Toute la caravane alla descendre chez le curé de l’endroit, où notre estafette, parti le matin après nous, était arrivé dans la journée pour faire préparer le souper. On avait désespéré de nous revoir ce jour même. Il était deux heures après minuit quand nous mîmes pied à terre. Le curé, qui était couché, se leva de suite pour nous recevoir et faire servir un frugal repas. J’en pris ma part avec un plaisir infini, comme on peut le penser, et je ne me fis pas presser pour aller me coucher. Quelque dur que fût mon lit, jamais je n’ai dormi d’un pareil sommeil, même sur la plume et l’édredon.

Au point du jour, le guide que nous avions trouvé au milieu des bois à dix heures du soir, vint réclamer auprès de moi le salaire que je lui avais promis. C’est de bien bon cœur que je lui donnai dose pesos, deux piastres, dont il se montra satisfait. Le service qu’il nous avait rendu ne pouvait trop se reconnaître ; sans lui, je ne puis dire ce qu’il fut advenu de nous au milieu des forêts et sans boussole.

_Consigne 1_. Selon le passage, à quelle heure la caravane mit-elle pied à terre ?

_Enregistrements à traiter_.
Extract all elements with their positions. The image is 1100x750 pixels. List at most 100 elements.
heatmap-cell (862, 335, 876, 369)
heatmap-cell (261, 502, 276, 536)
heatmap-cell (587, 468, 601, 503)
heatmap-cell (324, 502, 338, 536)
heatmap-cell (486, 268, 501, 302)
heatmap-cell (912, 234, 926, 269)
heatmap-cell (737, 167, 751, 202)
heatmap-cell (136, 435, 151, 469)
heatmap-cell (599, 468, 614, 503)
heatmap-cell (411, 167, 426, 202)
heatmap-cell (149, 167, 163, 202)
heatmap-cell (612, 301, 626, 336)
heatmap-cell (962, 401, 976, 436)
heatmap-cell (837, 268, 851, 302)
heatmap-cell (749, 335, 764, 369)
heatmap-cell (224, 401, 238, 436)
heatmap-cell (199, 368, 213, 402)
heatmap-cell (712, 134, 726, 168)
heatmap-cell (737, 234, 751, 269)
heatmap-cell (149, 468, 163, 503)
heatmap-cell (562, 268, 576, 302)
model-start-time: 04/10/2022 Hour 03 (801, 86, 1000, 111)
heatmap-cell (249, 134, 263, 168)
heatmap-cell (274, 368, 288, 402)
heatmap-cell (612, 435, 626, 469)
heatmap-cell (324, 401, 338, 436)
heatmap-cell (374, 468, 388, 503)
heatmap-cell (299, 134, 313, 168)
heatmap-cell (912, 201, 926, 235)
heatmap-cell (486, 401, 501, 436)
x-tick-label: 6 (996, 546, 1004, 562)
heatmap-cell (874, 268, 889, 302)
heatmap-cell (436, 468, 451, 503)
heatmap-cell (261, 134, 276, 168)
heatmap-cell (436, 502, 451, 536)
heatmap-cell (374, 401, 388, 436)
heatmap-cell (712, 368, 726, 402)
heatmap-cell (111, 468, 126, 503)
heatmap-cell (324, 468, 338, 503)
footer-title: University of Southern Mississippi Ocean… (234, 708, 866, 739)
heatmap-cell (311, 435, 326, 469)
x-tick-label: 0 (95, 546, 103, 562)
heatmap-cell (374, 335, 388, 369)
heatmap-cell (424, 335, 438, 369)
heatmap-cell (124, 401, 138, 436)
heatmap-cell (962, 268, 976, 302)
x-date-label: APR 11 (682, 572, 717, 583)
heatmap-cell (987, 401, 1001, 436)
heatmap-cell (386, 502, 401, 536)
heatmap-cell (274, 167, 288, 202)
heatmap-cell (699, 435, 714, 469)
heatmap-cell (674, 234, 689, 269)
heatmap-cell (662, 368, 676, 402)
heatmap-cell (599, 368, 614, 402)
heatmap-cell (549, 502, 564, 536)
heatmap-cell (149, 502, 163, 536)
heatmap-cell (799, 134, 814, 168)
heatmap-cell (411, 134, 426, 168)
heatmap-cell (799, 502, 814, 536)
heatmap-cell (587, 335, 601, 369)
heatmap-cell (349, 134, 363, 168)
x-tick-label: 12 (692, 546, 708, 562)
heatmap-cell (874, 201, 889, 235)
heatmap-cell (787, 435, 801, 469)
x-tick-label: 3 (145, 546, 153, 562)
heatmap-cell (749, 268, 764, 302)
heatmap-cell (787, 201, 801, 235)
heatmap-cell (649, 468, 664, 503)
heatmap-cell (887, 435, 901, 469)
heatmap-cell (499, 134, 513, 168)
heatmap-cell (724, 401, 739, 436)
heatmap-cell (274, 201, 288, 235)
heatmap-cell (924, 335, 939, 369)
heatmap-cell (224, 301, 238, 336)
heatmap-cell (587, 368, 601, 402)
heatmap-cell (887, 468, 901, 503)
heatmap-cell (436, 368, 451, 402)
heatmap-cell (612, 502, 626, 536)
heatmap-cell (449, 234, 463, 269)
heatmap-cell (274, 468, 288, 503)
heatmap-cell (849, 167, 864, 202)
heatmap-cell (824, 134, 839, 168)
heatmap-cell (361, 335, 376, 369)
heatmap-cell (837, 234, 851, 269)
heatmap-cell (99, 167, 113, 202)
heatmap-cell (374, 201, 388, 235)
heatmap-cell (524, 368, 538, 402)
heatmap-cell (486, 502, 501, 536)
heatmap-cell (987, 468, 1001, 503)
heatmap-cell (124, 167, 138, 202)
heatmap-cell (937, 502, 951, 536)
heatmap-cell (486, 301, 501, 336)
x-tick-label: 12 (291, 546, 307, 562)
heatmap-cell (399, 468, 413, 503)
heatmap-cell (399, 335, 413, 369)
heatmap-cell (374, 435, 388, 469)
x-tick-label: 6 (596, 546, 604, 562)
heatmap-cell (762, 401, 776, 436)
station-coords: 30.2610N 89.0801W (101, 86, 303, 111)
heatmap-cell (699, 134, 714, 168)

_Consigne 2_. Recopiez à l'identique la portion des enregistrements allant de leur début jusqu'à la ligne contenant « heatmap-cell (912, 234, 926, 269) », cette dernière comprise.

_Réponse rédigée 1_. Il était deux heures après minuit.

_Réponse rédigée 2_.
Extract all elements with their positions. The image is 1100x750 pixels. List at most 100 elements.
heatmap-cell (862, 335, 876, 369)
heatmap-cell (261, 502, 276, 536)
heatmap-cell (587, 468, 601, 503)
heatmap-cell (324, 502, 338, 536)
heatmap-cell (486, 268, 501, 302)
heatmap-cell (912, 234, 926, 269)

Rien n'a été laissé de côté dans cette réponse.